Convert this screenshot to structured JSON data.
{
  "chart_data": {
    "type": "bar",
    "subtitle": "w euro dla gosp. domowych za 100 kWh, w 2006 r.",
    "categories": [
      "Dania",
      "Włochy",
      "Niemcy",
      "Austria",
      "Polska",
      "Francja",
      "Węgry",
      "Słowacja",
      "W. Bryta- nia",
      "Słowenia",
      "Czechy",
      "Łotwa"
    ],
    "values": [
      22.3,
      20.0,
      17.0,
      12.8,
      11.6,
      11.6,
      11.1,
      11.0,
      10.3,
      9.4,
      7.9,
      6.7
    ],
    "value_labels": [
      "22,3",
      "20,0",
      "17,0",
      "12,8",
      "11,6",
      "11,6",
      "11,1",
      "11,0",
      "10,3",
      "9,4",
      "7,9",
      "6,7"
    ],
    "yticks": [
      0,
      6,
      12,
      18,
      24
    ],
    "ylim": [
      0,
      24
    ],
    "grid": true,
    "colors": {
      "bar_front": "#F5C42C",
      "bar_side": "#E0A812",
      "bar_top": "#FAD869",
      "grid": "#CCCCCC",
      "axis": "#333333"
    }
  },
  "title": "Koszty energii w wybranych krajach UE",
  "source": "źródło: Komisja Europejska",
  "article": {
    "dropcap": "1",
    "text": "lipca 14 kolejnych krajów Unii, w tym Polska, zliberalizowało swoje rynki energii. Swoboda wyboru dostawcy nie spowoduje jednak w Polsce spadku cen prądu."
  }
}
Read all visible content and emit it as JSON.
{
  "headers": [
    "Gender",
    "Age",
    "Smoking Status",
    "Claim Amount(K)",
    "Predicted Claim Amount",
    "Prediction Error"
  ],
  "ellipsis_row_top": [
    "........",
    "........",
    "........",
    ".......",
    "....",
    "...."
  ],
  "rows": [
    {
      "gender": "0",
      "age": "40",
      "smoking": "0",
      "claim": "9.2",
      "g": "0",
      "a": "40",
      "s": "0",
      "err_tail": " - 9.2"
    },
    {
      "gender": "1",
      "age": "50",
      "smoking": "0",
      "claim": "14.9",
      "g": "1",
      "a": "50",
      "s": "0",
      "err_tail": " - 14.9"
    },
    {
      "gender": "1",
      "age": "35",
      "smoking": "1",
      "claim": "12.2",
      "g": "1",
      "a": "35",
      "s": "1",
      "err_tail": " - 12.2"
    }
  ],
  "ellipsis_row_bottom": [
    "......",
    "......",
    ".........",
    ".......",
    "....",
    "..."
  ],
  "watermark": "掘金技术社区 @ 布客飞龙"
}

> _Your objective_
Extract each line of the material exactly as it stands.

> _Output for this task_
Convert this screenshot to structured JSON data.
{
  "chart_data": {
    "type": "bar",
    "subtitle": "w euro dla gosp. domowych za 100 kWh, w 2006 r.",
    "categories": [
      "Dania",
      "Włochy",
      "Niemcy",
      "Austria",
      "Polska",
      "Francja",
      "Węgry",
      "Słowacja",
      "W. Bryta- nia",
      "Słowenia",
      "Czechy",
      "Łotwa"
    ],
    "values": [
      22.3,
      20.0,
      17.0,
      12.8,
      11.6,
      11.6,
      11.1,
      11.0,
      10.3,
      9.4,
      7.9,
      6.7
    ],
    "value_labels": [
      "22,3",
      "20,0",
      "17,0",
      "12,8",
      "11,6",
      "11,6",
      "11,1",
      "11,0",
      "10,3",
      "9,4",
      "7,9",
      "6,7"
    ],
    "yticks": [
      0,
      6,
      12,
      18,
      24
    ],
    "ylim": [
      0,
      24
    ],
    "grid": true,
    "colors": {
      "bar_front": "#F5C42C",
      "bar_side": "#E0A812",
      "bar_top": "#FAD869",
      "grid": "#CCCCCC",
      "axis": "#333333"
    }
  },
  "title": "Koszty energii w wybranych krajach UE",
  "source": "źródło: Komisja Europejska",
  "article": {
    "dropcap": "1",
    "text": "lipca 14 kolejnych krajów Unii, w tym Polska, zliberalizowało swoje rynki energii. Swoboda wyboru dostawcy nie spowoduje jednak w Polsce spadku cen prądu."
  }
}
Read all visible content and emit it as JSON.
{
  "headers": [
    "Gender",
    "Age",
    "Smoking Status",
    "Claim Amount(K)",
    "Predicted Claim Amount",
    "Prediction Error"
  ],
  "ellipsis_row_top": [
    "........",
    "........",
    "........",
    ".......",
    "....",
    "...."
  ],
  "rows": [
    {
      "gender": "0",
      "age": "40",
      "smoking": "0",
      "claim": "9.2",
      "g": "0",
      "a": "40",
      "s": "0",
      "err_tail": " - 9.2"
    },
    {
      "gender": "1",
      "age": "50",
      "smoking": "0",
      "claim": "14.9",
      "g": "1",
      "a": "50",
      "s": "0",
      "err_tail": " - 14.9"
    },
    {
      "gender": "1",
      "age": "35",
      "smoking": "1",
      "claim": "12.2",
      "g": "1",
      "a": "35",
      "s": "1",
      "err_tail": " - 12.2"
    }
  ],
  "ellipsis_row_bottom": [
    "......",
    "......",
    ".........",
    ".......",
    "....",
    "..."
  ],
  "watermark": "掘金技术社区 @ 布客飞龙"
}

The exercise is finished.